Drop the pictures from the entries below, then reproduce the rest exactly.

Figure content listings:
»»
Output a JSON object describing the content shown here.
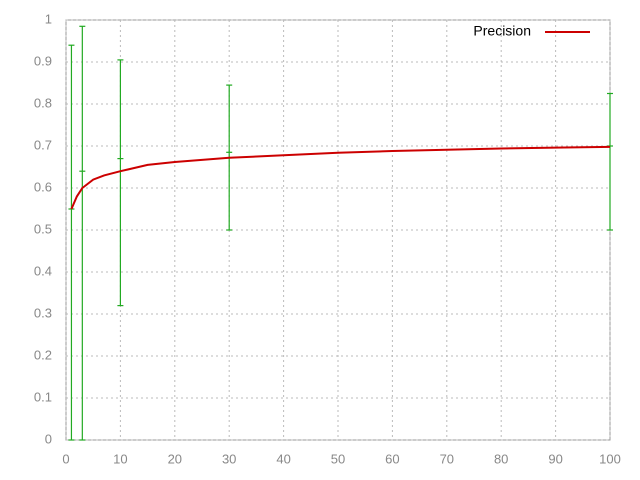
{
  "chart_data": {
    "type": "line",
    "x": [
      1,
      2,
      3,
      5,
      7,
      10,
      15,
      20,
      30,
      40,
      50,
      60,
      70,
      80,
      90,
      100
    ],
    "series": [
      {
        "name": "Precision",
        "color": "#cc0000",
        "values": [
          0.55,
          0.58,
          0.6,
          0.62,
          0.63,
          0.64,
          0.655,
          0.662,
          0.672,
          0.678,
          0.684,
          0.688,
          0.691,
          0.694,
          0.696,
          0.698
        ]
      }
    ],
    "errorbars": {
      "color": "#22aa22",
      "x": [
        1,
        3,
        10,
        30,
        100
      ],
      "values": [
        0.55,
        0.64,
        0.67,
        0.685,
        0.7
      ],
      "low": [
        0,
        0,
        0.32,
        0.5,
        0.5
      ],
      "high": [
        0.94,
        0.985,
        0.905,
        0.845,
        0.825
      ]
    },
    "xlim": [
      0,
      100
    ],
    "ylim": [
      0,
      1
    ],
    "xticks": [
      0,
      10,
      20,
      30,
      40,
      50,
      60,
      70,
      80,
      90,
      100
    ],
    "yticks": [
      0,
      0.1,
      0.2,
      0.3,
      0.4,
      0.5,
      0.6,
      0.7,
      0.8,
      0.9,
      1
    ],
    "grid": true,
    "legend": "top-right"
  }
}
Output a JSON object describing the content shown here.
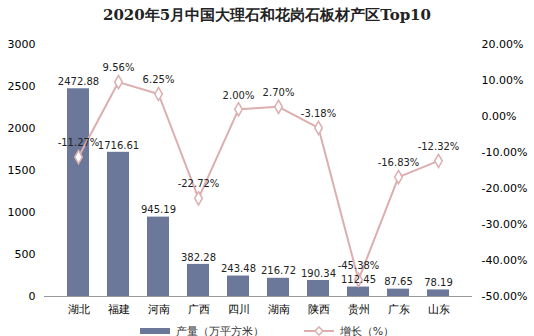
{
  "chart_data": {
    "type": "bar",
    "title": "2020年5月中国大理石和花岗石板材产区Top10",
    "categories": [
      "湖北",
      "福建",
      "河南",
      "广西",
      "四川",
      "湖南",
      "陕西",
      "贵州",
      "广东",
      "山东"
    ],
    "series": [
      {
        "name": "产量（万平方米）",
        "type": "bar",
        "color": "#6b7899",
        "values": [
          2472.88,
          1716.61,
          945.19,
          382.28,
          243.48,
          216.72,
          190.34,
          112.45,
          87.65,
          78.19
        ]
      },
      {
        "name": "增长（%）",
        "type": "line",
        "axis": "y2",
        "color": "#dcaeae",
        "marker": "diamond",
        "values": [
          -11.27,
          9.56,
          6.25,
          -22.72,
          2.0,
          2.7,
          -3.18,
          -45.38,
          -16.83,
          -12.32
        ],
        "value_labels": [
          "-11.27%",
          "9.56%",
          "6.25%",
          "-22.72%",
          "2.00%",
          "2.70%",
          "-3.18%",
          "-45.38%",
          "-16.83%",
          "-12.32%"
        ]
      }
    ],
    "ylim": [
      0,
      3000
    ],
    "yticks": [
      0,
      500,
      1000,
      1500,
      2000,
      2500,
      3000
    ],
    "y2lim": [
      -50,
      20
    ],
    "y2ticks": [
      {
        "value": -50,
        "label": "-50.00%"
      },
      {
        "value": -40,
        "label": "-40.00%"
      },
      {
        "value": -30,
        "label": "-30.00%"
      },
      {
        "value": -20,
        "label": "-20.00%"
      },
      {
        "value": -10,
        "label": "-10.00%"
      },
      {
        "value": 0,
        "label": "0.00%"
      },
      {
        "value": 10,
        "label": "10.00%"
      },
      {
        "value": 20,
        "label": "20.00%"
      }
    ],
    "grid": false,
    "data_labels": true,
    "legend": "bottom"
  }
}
««
| Result of the task |
Output a JSON object describing the content shown here.
{
  "chart_data": {
    "type": "line",
    "x": [
      1,
      2,
      3,
      5,
      7,
      10,
      15,
      20,
      30,
      40,
      50,
      60,
      70,
      80,
      90,
      100
    ],
    "series": [
      {
        "name": "Precision",
        "color": "#cc0000",
        "values": [
          0.55,
          0.58,
          0.6,
          0.62,
          0.63,
          0.64,
          0.655,
          0.662,
          0.672,
          0.678,
          0.684,
          0.688,
          0.691,
          0.694,
          0.696,
          0.698
        ]
      }
    ],
    "errorbars": {
      "color": "#22aa22",
      "x": [
        1,
        3,
        10,
        30,
        100
      ],
      "values": [
        0.55,
        0.64,
        0.67,
        0.685,
        0.7
      ],
      "low": [
        0,
        0,
        0.32,
        0.5,
        0.5
      ],
      "high": [
        0.94,
        0.985,
        0.905,
        0.845,
        0.825
      ]
    },
    "xlim": [
      0,
      100
    ],
    "ylim": [
      0,
      1
    ],
    "xticks": [
      0,
      10,
      20,
      30,
      40,
      50,
      60,
      70,
      80,
      90,
      100
    ],
    "yticks": [
      0,
      0.1,
      0.2,
      0.3,
      0.4,
      0.5,
      0.6,
      0.7,
      0.8,
      0.9,
      1
    ],
    "grid": true,
    "legend": "top-right"
  }
}
Output a JSON object describing the content shown here.
{
  "chart_data": {
    "type": "bar",
    "title": "2020年5月中国大理石和花岗石板材产区Top10",
    "categories": [
      "湖北",
      "福建",
      "河南",
      "广西",
      "四川",
      "湖南",
      "陕西",
      "贵州",
      "广东",
      "山东"
    ],
    "series": [
      {
        "name": "产量（万平方米）",
        "type": "bar",
        "color": "#6b7899",
        "values": [
          2472.88,
          1716.61,
          945.19,
          382.28,
          243.48,
          216.72,
          190.34,
          112.45,
          87.65,
          78.19
        ]
      },
      {
        "name": "增长（%）",
        "type": "line",
        "axis": "y2",
        "color": "#dcaeae",
        "marker": "diamond",
        "values": [
          -11.27,
          9.56,
          6.25,
          -22.72,
          2.0,
          2.7,
          -3.18,
          -45.38,
          -16.83,
          -12.32
        ],
        "value_labels": [
          "-11.27%",
          "9.56%",
          "6.25%",
          "-22.72%",
          "2.00%",
          "2.70%",
          "-3.18%",
          "-45.38%",
          "-16.83%",
          "-12.32%"
        ]
      }
    ],
    "ylim": [
      0,
      3000
    ],
    "yticks": [
      0,
      500,
      1000,
      1500,
      2000,
      2500,
      3000
    ],
    "y2lim": [
      -50,
      20
    ],
    "y2ticks": [
      {
        "value": -50,
        "label": "-50.00%"
      },
      {
        "value": -40,
        "label": "-40.00%"
      },
      {
        "value": -30,
        "label": "-30.00%"
      },
      {
        "value": -20,
        "label": "-20.00%"
      },
      {
        "value": -10,
        "label": "-10.00%"
      },
      {
        "value": 0,
        "label": "0.00%"
      },
      {
        "value": 10,
        "label": "10.00%"
      },
      {
        "value": 20,
        "label": "20.00%"
      }
    ],
    "grid": false,
    "data_labels": true,
    "legend": "bottom"
  }
}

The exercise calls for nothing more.